▸ **WHAT IS EXPECTED**: Copy the entries below exactly, everything from the first line down through the line containing "comment-count-value: 1 —".

--- start of AVAILABLE DATA ---

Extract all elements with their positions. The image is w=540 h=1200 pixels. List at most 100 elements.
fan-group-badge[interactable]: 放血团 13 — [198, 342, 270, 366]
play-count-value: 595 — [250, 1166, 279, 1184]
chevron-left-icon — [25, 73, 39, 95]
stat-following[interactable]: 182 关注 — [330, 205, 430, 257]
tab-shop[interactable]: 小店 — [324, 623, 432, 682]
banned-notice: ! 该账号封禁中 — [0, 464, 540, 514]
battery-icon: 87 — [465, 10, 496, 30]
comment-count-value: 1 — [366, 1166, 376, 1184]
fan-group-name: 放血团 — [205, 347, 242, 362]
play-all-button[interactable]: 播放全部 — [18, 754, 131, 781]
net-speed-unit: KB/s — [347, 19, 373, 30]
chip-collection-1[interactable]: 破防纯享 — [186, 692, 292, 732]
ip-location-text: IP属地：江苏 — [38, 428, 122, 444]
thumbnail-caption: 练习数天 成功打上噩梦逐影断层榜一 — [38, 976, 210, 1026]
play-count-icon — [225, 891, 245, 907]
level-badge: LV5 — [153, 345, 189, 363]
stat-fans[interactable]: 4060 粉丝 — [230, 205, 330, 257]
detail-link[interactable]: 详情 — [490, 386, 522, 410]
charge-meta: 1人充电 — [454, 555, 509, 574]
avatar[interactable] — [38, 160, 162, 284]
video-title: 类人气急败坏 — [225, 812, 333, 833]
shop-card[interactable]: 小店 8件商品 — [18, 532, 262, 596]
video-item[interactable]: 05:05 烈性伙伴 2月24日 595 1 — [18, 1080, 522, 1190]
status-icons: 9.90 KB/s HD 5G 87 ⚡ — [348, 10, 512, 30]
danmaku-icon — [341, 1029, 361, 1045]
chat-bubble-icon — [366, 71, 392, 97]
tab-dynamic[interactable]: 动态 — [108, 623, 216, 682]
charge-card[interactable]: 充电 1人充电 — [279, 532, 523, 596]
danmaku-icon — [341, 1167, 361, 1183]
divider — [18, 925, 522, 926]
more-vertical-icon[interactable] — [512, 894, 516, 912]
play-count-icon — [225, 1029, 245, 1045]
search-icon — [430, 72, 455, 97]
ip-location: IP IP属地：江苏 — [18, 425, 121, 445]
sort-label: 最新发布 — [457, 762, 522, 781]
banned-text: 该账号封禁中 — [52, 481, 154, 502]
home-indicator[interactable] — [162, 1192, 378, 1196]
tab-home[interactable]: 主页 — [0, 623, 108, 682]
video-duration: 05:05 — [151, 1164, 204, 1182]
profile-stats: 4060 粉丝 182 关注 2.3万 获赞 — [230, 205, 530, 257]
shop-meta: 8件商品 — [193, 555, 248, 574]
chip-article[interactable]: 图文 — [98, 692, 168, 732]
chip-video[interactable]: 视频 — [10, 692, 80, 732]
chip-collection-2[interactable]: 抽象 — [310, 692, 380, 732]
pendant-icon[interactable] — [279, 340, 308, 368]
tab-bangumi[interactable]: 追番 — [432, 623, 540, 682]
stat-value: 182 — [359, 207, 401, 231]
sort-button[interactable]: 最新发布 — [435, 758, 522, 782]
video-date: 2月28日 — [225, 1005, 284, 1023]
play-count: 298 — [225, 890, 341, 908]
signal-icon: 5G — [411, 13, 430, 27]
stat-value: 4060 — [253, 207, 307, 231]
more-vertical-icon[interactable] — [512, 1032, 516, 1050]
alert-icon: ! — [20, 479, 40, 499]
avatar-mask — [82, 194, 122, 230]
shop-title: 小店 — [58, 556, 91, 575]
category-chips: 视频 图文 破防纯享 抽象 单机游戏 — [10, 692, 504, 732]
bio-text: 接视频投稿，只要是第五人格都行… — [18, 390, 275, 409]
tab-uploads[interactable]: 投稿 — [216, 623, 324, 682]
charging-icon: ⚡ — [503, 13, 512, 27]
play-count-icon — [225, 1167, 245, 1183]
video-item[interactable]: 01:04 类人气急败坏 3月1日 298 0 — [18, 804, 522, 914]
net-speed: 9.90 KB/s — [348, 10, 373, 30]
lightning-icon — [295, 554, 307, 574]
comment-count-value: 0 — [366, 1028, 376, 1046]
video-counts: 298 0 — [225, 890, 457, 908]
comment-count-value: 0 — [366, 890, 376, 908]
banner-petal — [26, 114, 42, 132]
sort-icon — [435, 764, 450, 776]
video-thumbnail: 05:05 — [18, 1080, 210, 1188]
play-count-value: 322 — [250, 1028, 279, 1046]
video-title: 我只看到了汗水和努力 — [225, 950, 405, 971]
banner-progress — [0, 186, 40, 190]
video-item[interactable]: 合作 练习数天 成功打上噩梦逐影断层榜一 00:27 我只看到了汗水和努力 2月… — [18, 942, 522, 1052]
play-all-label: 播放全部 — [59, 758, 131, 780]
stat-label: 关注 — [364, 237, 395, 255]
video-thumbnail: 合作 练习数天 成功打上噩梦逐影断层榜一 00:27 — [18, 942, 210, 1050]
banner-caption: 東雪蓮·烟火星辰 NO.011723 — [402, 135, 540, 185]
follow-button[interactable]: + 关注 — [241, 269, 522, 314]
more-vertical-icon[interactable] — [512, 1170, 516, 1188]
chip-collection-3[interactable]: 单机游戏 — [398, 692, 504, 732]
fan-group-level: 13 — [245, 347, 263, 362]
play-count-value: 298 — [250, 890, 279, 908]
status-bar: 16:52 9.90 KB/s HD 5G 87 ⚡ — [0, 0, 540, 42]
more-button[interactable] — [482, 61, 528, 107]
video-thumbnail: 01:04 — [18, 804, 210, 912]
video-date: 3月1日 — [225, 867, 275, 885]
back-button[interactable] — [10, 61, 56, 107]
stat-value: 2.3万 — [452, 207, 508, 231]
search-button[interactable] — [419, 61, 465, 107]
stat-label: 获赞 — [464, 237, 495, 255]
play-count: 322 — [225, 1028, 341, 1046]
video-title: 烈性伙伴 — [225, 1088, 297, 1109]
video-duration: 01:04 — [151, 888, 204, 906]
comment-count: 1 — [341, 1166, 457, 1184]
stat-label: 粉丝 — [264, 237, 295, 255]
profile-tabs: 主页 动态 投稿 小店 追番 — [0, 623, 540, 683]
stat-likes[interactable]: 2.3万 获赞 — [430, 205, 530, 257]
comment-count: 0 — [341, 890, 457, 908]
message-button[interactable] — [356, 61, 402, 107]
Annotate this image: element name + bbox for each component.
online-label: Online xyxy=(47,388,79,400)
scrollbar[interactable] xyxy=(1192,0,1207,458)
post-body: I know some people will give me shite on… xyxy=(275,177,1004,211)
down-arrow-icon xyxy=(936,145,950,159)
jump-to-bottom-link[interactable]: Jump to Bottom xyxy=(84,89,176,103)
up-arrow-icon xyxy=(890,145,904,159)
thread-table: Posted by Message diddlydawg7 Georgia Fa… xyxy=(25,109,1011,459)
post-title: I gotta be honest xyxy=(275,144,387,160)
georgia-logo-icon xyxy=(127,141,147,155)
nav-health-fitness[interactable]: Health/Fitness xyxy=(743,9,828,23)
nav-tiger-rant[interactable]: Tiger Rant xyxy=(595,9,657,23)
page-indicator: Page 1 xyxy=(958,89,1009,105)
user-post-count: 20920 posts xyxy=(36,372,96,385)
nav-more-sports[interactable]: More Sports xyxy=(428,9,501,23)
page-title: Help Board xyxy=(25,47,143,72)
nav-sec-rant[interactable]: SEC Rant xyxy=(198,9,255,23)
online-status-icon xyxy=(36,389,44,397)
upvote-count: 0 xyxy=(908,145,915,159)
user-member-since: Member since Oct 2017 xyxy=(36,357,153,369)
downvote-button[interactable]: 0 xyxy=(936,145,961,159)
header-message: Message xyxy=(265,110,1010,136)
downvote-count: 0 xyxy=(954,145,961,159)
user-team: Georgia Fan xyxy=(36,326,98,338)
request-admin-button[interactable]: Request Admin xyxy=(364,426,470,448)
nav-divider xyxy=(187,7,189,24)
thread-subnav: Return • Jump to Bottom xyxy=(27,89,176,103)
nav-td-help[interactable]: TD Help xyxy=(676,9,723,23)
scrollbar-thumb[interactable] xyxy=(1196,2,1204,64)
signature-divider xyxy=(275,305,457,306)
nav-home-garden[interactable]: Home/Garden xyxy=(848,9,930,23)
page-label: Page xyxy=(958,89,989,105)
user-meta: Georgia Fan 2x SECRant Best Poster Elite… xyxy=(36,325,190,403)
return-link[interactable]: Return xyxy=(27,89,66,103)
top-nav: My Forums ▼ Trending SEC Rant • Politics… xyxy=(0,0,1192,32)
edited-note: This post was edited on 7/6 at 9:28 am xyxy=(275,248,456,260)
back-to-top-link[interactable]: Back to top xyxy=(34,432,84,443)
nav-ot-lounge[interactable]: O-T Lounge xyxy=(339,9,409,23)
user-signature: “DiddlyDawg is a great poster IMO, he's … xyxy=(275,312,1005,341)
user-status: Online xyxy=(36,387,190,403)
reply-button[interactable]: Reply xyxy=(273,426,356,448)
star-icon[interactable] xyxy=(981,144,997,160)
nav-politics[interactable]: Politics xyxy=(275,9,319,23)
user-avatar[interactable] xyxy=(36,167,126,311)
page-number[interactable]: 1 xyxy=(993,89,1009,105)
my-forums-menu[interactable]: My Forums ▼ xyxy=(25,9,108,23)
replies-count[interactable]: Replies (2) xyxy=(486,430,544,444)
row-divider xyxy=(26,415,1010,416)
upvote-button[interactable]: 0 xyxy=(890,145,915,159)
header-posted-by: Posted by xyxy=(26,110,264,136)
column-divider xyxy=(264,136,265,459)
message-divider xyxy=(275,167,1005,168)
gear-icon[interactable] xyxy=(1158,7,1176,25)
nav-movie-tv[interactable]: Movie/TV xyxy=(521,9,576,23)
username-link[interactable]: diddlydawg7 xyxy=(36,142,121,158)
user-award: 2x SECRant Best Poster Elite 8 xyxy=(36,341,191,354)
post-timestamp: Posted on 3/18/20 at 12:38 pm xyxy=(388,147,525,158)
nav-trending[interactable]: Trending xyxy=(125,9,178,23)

--- end of AVAILABLE DATA ---

▸ **RESULT OF THE TASK**:
Extract all elements with their positions. The image is w=540 h=1200 pixels. List at most 100 elements.
fan-group-badge[interactable]: 放血团 13 — [198, 342, 270, 366]
play-count-value: 595 — [250, 1166, 279, 1184]
chevron-left-icon — [25, 73, 39, 95]
stat-following[interactable]: 182 关注 — [330, 205, 430, 257]
tab-shop[interactable]: 小店 — [324, 623, 432, 682]
banned-notice: ! 该账号封禁中 — [0, 464, 540, 514]
battery-icon: 87 — [465, 10, 496, 30]
comment-count-value: 1 — [366, 1166, 376, 1184]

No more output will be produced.